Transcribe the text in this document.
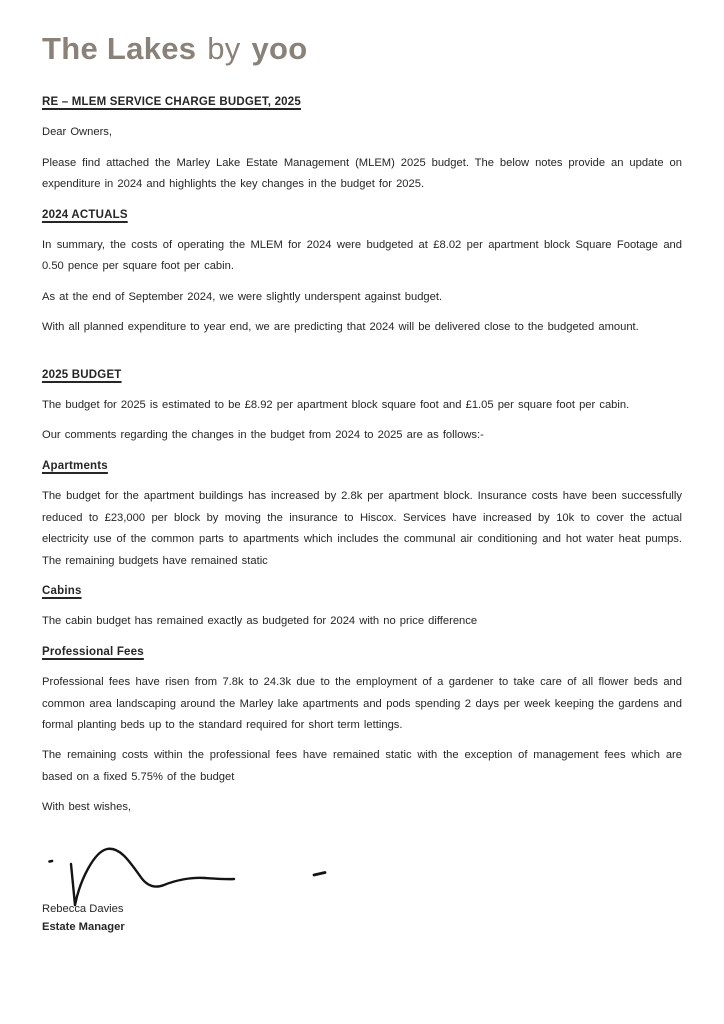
The Lakes by yoo
RE – MLEM SERVICE CHARGE BUDGET, 2025

Dear Owners,

Please find attached the Marley Lake Estate Management (MLEM) 2025 budget. The below notes provide an update on expenditure in 2024 and highlights the key changes in the budget for 2025.

2024 ACTUALS

In summary, the costs of operating the MLEM for 2024 were budgeted at £8.02 per apartment block Square Footage and 0.50 pence per square foot per cabin.

As at the end of September 2024, we were slightly underspent against budget.

With all planned expenditure to year end, we are predicting that 2024 will be delivered close to the budgeted amount.

2025 BUDGET

The budget for 2025 is estimated to be £8.92 per apartment block square foot and £1.05 per square foot per cabin.

Our comments regarding the changes in the budget from 2024 to 2025 are as follows:-

Apartments

The budget for the apartment buildings has increased by 2.8k per apartment block. Insurance costs have been successfully reduced to £23,000 per block by moving the insurance to Hiscox. Services have increased by 10k to cover the actual electricity use of the common parts to apartments which includes the communal air conditioning and hot water heat pumps. The remaining budgets have remained static

Cabins

The cabin budget has remained exactly as budgeted for 2024 with no price difference

Professional Fees

Professional fees have risen from 7.8k to 24.3k due to the employment of a gardener to take care of all flower beds and common area landscaping around the Marley lake apartments and pods spending 2 days per week keeping the gardens and formal planting beds up to the standard required for short term lettings.

The remaining costs within the professional fees have remained static with the exception of management fees which are based on a fixed 5.75% of the budget

With best wishes,

Rebecca Davies

Estate Manager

Directions for this task: Pull out all lines in the data above that include "foot".

Solved problem:
In summary, the costs of operating the MLEM for 2024 were budgeted at £8.02 per apartment block Square Footage and 0.50 pence per square foot per cabin.
The budget for 2025 is estimated to be £8.92 per apartment block square foot and £1.05 per square foot per cabin.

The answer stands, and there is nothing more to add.